[Data items]

* BEGIN *

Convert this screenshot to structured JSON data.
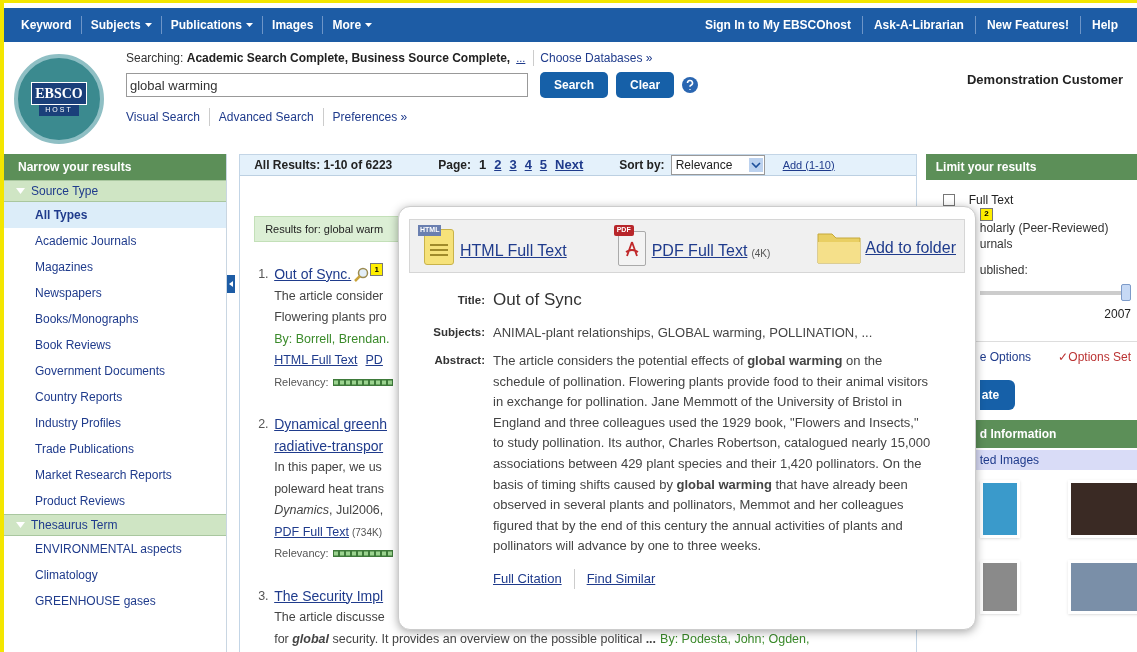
{
  "top_nav": {
    "left": [
      {
        "label": "Keyword",
        "dropdown": false
      },
      {
        "label": "Subjects",
        "dropdown": true
      },
      {
        "label": "Publications",
        "dropdown": true
      },
      {
        "label": "Images",
        "dropdown": false
      },
      {
        "label": "More",
        "dropdown": true
      }
    ],
    "right": [
      "Sign In to My EBSCOhost",
      "Ask-A-Librarian",
      "New Features!",
      "Help"
    ]
  },
  "header": {
    "logo": "EBSCO",
    "logo_sub": "HOST",
    "searching_label": "Searching:",
    "databases": "Academic Search Complete, Business Source Complete,",
    "more": "...",
    "choose": "Choose Databases »",
    "search_value": "global warming",
    "buttons": [
      "Search",
      "Clear"
    ],
    "user": "Demonstration Customer",
    "links": [
      "Visual Search",
      "Advanced Search",
      "Preferences »"
    ]
  },
  "narrow": {
    "title": "Narrow your results",
    "sections": [
      {
        "title": "Source Type",
        "expanded": true,
        "items": [
          {
            "label": "All Types",
            "selected": true
          },
          {
            "label": "Academic Journals",
            "selected": false
          },
          {
            "label": "Magazines",
            "selected": false
          },
          {
            "label": "Newspapers",
            "selected": false
          },
          {
            "label": "Books/Monographs",
            "selected": false
          },
          {
            "label": "Book Reviews",
            "selected": false
          },
          {
            "label": "Government Documents",
            "selected": false
          },
          {
            "label": "Country Reports",
            "selected": false
          },
          {
            "label": "Industry Profiles",
            "selected": false
          },
          {
            "label": "Trade Publications",
            "selected": false
          },
          {
            "label": "Market Research Reports",
            "selected": false
          },
          {
            "label": "Product Reviews",
            "selected": false
          }
        ]
      },
      {
        "title": "Thesaurus Term",
        "expanded": true,
        "items": [
          {
            "label": "ENVIRONMENTAL aspects",
            "selected": false
          },
          {
            "label": "Climatology",
            "selected": false
          },
          {
            "label": "GREENHOUSE gases",
            "selected": false
          }
        ]
      }
    ]
  },
  "results": {
    "summary": "All Results: 1-10 of 6223",
    "page_label": "Page:",
    "pages": [
      {
        "label": "1",
        "selected": true
      },
      {
        "label": "2",
        "selected": false
      },
      {
        "label": "3",
        "selected": false
      },
      {
        "label": "4",
        "selected": false
      },
      {
        "label": "5",
        "selected": false
      }
    ],
    "next": "Next",
    "sort_label": "Sort by:",
    "sort": "Relevance",
    "add": "Add (1-10)",
    "results_for": "Results for: global warm",
    "items": [
      {
        "number": "1.",
        "title": [
          "Out of Sync."
        ],
        "preview": true,
        "badge": "1",
        "lines": [
          {
            "kind": "text",
            "text": "The article consider"
          },
          {
            "kind": "text",
            "text": "Flowering plants pro"
          },
          {
            "kind": "author",
            "text": "By: Borrell, Brendan."
          },
          {
            "kind": "links",
            "links": [
              {
                "label": "HTML Full Text"
              },
              {
                "label": "PD"
              }
            ]
          },
          {
            "kind": "relevancy",
            "text": "Relevancy:"
          }
        ]
      },
      {
        "number": "2.",
        "title": [
          "Dynamical greenh",
          "radiative-transpor"
        ],
        "preview": false,
        "lines": [
          {
            "kind": "text",
            "text": "In this paper, we us"
          },
          {
            "kind": "text",
            "text": "poleward heat trans"
          },
          {
            "kind": "text",
            "text": "*Dynamics*, Jul2006,"
          },
          {
            "kind": "links",
            "links": [
              {
                "label": "PDF Full Text",
                "size": "(734K)"
              }
            ]
          },
          {
            "kind": "relevancy",
            "text": "Relevancy:"
          }
        ]
      },
      {
        "number": "3.",
        "title": [
          "The Security Impl"
        ],
        "preview": false,
        "lines": [
          {
            "kind": "text",
            "text": "The article discusse"
          },
          {
            "kind": "mixed",
            "text": "for **global** security. It provides an overview on the possible political **...**",
            "author": "By: Podesta, John; Ogden,"
          }
        ]
      }
    ]
  },
  "preview": {
    "actions": [
      {
        "kind": "html",
        "icon_text": "HTML",
        "label": "HTML Full Text"
      },
      {
        "kind": "pdf",
        "icon_text": "PDF",
        "label": "PDF Full Text",
        "size": "(4K)"
      },
      {
        "kind": "folder",
        "label": "Add to folder"
      }
    ],
    "fields": [
      {
        "kind": "title",
        "label": "Title:",
        "value": "Out of Sync"
      },
      {
        "kind": "plain",
        "label": "Subjects:",
        "value": "ANIMAL-plant relationships, GLOBAL warming, POLLINATION, ..."
      },
      {
        "kind": "plain",
        "label": "Abstract:",
        "value": "The article considers the potential effects of **global warming** on the schedule of pollination. Flowering plants provide food to their animal visitors in exchange for pollination. Jane Memmott of the University of Bristol in England and three colleagues used the 1929 book, \"Flowers and Insects,\" to study pollination. Its author, Charles Robertson, catalogued nearly 15,000 associations between 429 plant species and their 1,420 pollinators. On the basis of timing shifts caused by **global warming** that have already been observed in several plants and pollinators, Memmot and her colleagues figured that by the end of this century the annual activities of plants and pollinators will advance by one to three weeks."
      }
    ],
    "links": [
      "Full Citation",
      "Find Similar"
    ]
  },
  "limit": {
    "title": "Limit your results",
    "full_text": {
      "label": "Full Text",
      "checked": false
    },
    "badge": "2",
    "scholarly": [
      "holarly (Peer-Reviewed)",
      "urnals"
    ],
    "published": "ublished:",
    "slider": {
      "level": 1
    },
    "year": "2007",
    "options": "e Options",
    "options_set": "✓Options Set",
    "update": "ate",
    "related": "d Information",
    "images_header": "ted Images"
  }
}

* END *

GIVEN REQUEST:
Without the pictures, return all the records precisely as they stand.

RIGHT ANSWER:
Convert this screenshot to structured JSON data.
{
  "top_nav": {
    "left": [
      {
        "label": "Keyword",
        "dropdown": false
      },
      {
        "label": "Subjects",
        "dropdown": true
      },
      {
        "label": "Publications",
        "dropdown": true
      },
      {
        "label": "Images",
        "dropdown": false
      },
      {
        "label": "More",
        "dropdown": true
      }
    ],
    "right": [
      "Sign In to My EBSCOhost",
      "Ask-A-Librarian",
      "New Features!",
      "Help"
    ]
  },
  "header": {
    "logo": "EBSCO",
    "logo_sub": "HOST",
    "searching_label": "Searching:",
    "databases": "Academic Search Complete, Business Source Complete,",
    "more": "...",
    "choose": "Choose Databases »",
    "search_value": "global warming",
    "buttons": [
      "Search",
      "Clear"
    ],
    "user": "Demonstration Customer",
    "links": [
      "Visual Search",
      "Advanced Search",
      "Preferences »"
    ]
  },
  "narrow": {
    "title": "Narrow your results",
    "sections": [
      {
        "title": "Source Type",
        "expanded": true,
        "items": [
          {
            "label": "All Types",
            "selected": true
          },
          {
            "label": "Academic Journals",
            "selected": false
          },
          {
            "label": "Magazines",
            "selected": false
          },
          {
            "label": "Newspapers",
            "selected": false
          },
          {
            "label": "Books/Monographs",
            "selected": false
          },
          {
            "label": "Book Reviews",
            "selected": false
          },
          {
            "label": "Government Documents",
            "selected": false
          },
          {
            "label": "Country Reports",
            "selected": false
          },
          {
            "label": "Industry Profiles",
            "selected": false
          },
          {
            "label": "Trade Publications",
            "selected": false
          },
          {
            "label": "Market Research Reports",
            "selected": false
          },
          {
            "label": "Product Reviews",
            "selected": false
          }
        ]
      },
      {
        "title": "Thesaurus Term",
        "expanded": true,
        "items": [
          {
            "label": "ENVIRONMENTAL aspects",
            "selected": false
          },
          {
            "label": "Climatology",
            "selected": false
          },
          {
            "label": "GREENHOUSE gases",
            "selected": false
          }
        ]
      }
    ]
  },
  "results": {
    "summary": "All Results: 1-10 of 6223",
    "page_label": "Page:",
    "pages": [
      {
        "label": "1",
        "selected": true
      },
      {
        "label": "2",
        "selected": false
      },
      {
        "label": "3",
        "selected": false
      },
      {
        "label": "4",
        "selected": false
      },
      {
        "label": "5",
        "selected": false
      }
    ],
    "next": "Next",
    "sort_label": "Sort by:",
    "sort": "Relevance",
    "add": "Add (1-10)",
    "results_for": "Results for: global warm",
    "items": [
      {
        "number": "1.",
        "title": [
          "Out of Sync."
        ],
        "preview": true,
        "badge": "1",
        "lines": [
          {
            "kind": "text",
            "text": "The article consider"
          },
          {
            "kind": "text",
            "text": "Flowering plants pro"
          },
          {
            "kind": "author",
            "text": "By: Borrell, Brendan."
          },
          {
            "kind": "links",
            "links": [
              {
                "label": "HTML Full Text"
              },
              {
                "label": "PD"
              }
            ]
          },
          {
            "kind": "relevancy",
            "text": "Relevancy:"
          }
        ]
      },
      {
        "number": "2.",
        "title": [
          "Dynamical greenh",
          "radiative-transpor"
        ],
        "preview": false,
        "lines": [
          {
            "kind": "text",
            "text": "In this paper, we us"
          },
          {
            "kind": "text",
            "text": "poleward heat trans"
          },
          {
            "kind": "text",
            "text": "*Dynamics*, Jul2006,"
          },
          {
            "kind": "links",
            "links": [
              {
                "label": "PDF Full Text",
                "size": "(734K)"
              }
            ]
          },
          {
            "kind": "relevancy",
            "text": "Relevancy:"
          }
        ]
      },
      {
        "number": "3.",
        "title": [
          "The Security Impl"
        ],
        "preview": false,
        "lines": [
          {
            "kind": "text",
            "text": "The article discusse"
          },
          {
            "kind": "mixed",
            "text": "for **global** security. It provides an overview on the possible political **...**",
            "author": "By: Podesta, John; Ogden,"
          }
        ]
      }
    ]
  },
  "preview": {
    "actions": [
      {
        "kind": "html",
        "icon_text": "HTML",
        "label": "HTML Full Text"
      },
      {
        "kind": "pdf",
        "icon_text": "PDF",
        "label": "PDF Full Text",
        "size": "(4K)"
      },
      {
        "kind": "folder",
        "label": "Add to folder"
      }
    ],
    "fields": [
      {
        "kind": "title",
        "label": "Title:",
        "value": "Out of Sync"
      },
      {
        "kind": "plain",
        "label": "Subjects:",
        "value": "ANIMAL-plant relationships, GLOBAL warming, POLLINATION, ..."
      },
      {
        "kind": "plain",
        "label": "Abstract:",
        "value": "The article considers the potential effects of **global warming** on the schedule of pollination. Flowering plants provide food to their animal visitors in exchange for pollination. Jane Memmott of the University of Bristol in England and three colleagues used the 1929 book, \"Flowers and Insects,\" to study pollination. Its author, Charles Robertson, catalogued nearly 15,000 associations between 429 plant species and their 1,420 pollinators. On the basis of timing shifts caused by **global warming** that have already been observed in several plants and pollinators, Memmot and her colleagues figured that by the end of this century the annual activities of plants and pollinators will advance by one to three weeks."
      }
    ],
    "links": [
      "Full Citation",
      "Find Similar"
    ]
  },
  "limit": {
    "title": "Limit your results",
    "full_text": {
      "label": "Full Text",
      "checked": false
    },
    "badge": "2",
    "scholarly": [
      "holarly (Peer-Reviewed)",
      "urnals"
    ],
    "published": "ublished:",
    "slider": {
      "level": 1
    },
    "year": "2007",
    "options": "e Options",
    "options_set": "✓Options Set",
    "update": "ate",
    "related": "d Information",
    "images_header": "ted Images"
  }
}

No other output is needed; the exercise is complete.